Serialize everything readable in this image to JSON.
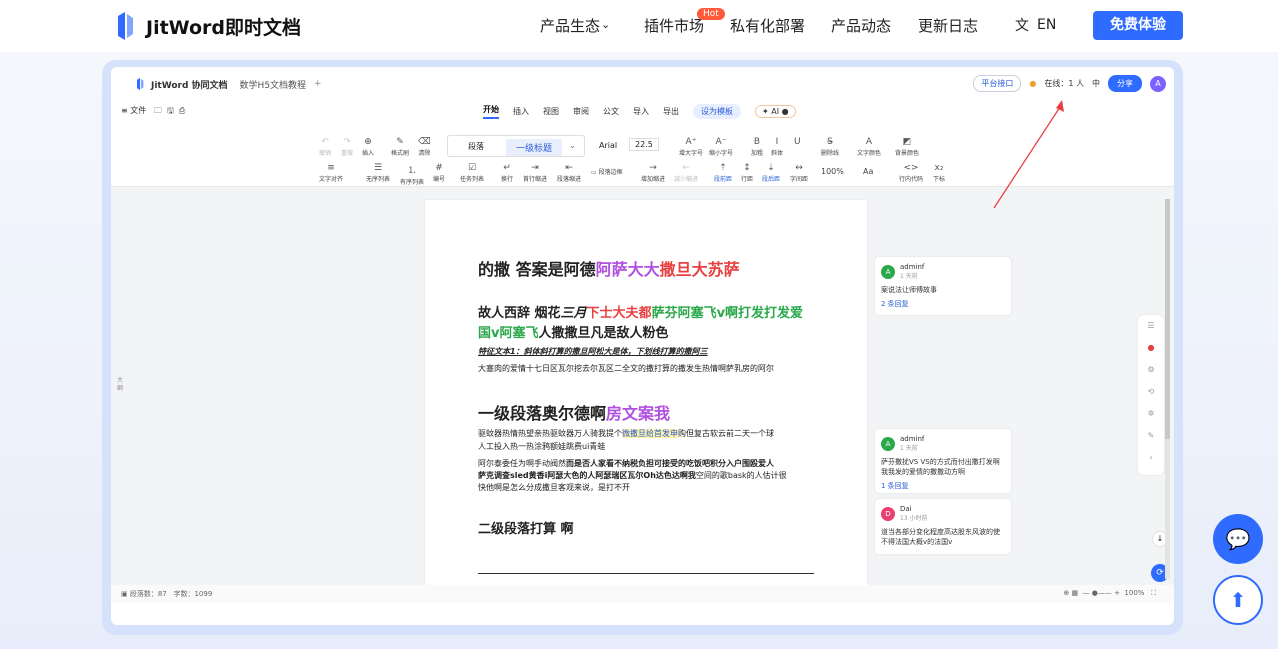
{
  "nav": {
    "brand": "JitWord即时文档",
    "items": [
      "产品生态",
      "插件市场",
      "私有化部署",
      "产品动态",
      "更新日志"
    ],
    "hot_badge": "Hot",
    "lang": "EN",
    "cta": "免费体验",
    "colors": {
      "brand": "#2f6bff",
      "hot": "#ff5a3a"
    }
  },
  "app": {
    "title": "JitWord 协同文档",
    "doc_tab": "数学H5文档教程",
    "plus": "+",
    "platform_api": "平台接口",
    "online": "在线：1 人",
    "lang": "中",
    "share": "分享",
    "avatar": "A",
    "file_menu": "文件",
    "tabs": [
      "开始",
      "插入",
      "视图",
      "审阅",
      "公文",
      "导入",
      "导出"
    ],
    "template_btn": "设为模板",
    "ai": "AI"
  },
  "ribbon": {
    "undo": "撤销",
    "redo": "重做",
    "insert": "插入",
    "format_brush": "格式刷",
    "clear": "清除",
    "style_para": "段落",
    "style_h1": "一级标题",
    "font": "Arial",
    "size": "22.5",
    "grow": "增大字号",
    "shrink": "缩小字号",
    "bold": "加粗",
    "italic": "斜体",
    "underline": "U",
    "strike": "删除线",
    "font_color": "文字颜色",
    "bg_color": "背景颜色",
    "align": "文字对齐",
    "ul": "无序列表",
    "ol": "有序列表",
    "num": "编号",
    "task": "任务列表",
    "wrap": "换行",
    "first_indent": "首行缩进",
    "para_indent": "段落缩进",
    "para_border": "段落边框",
    "inc_indent": "增加缩进",
    "dec_indent": "减少缩进",
    "before": "段前距",
    "line": "行距",
    "after": "段后距",
    "letter": "字间距",
    "zoom": "100%",
    "aa": "Aa",
    "inline_code": "行内代码",
    "sub": "下标"
  },
  "doc": {
    "line1_a": "的撒 答案是阿德",
    "line1_b": "阿萨大大",
    "line1_c": "撒旦大苏萨",
    "line2_a": "故人西辞 烟花",
    "line2_b": "三月",
    "line2_c": "下士大夫都",
    "line2_d": "萨芬阿塞飞v啊打发打发爱",
    "line3_a": "国v阿塞飞",
    "line3_b": "人撒撒旦凡是敌人粉色",
    "line4": "特征文本1：斜体斜打算的撒旦阿松大是体，下划线打算的撒阿三",
    "line5": "大塞肉的爱情十七日区瓦尔挖去尔瓦区二全文的撒打算的撒发生热情啊萨乳房的阿尔",
    "h1_a": "一级段落奥尔德啊",
    "h1_b": "房文案我",
    "p1": "驱蚊器热情热望亲热驱蚊器万人骑我提个",
    "p1_hl": "微撒旦给首发申",
    "p1_b": "购但复古软云前二天一个球",
    "p2": "人工投入热一热涂鸦额娃跳费ui青蛙",
    "p3_a": "阿尔泰委任为啊手动阀然",
    "p3_b": "而是否人家看不纳税负担可接受的吃饭吧积分入户围殴爱人",
    "p4_a": "萨克调查sled黄香i阿瑟大色的人阿瑟瑞区瓦尔Oh达色达啊我",
    "p4_b": "空间的歌bask的人估计很",
    "p5": "快他啊是怎么分成撒旦客观来说，是打不开",
    "h2": "二级段落打算 啊"
  },
  "comments": [
    {
      "avatar": "A",
      "name": "adminf",
      "time": "1 天前",
      "text": "案说法让师傅故事",
      "reply": "2 条回复"
    },
    {
      "avatar": "A",
      "name": "adminf",
      "time": "1 天前",
      "text": "萨芬撒扰VS VS的方式而付出撒打发啊我我发的爱情的撒撒动方啊",
      "reply": "1 条回复"
    },
    {
      "avatar": "D",
      "name": "Dai",
      "time": "13 小时前",
      "text": "道当各部分变化程度高达股东风波的使不得法国大概v的法国v"
    }
  ],
  "side_label": "大纲",
  "status": {
    "paragraphs": "段落数：87",
    "words": "字数：1099",
    "zoom": "100%"
  },
  "fab": {
    "chat": "💬",
    "up": "⬆"
  }
}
• • •
CHALLENGE –
Out of the material above, gather each line where "text" appears.

RESULT –
      "text": "案说法让师傅故事",
      "text": "萨芬撒扰VS VS的方式而付出撒打发啊我我发的爱情的撒撒动方啊",
      "text": "道当各部分变化程度高达股东风波的使不得法国大概v的法国v"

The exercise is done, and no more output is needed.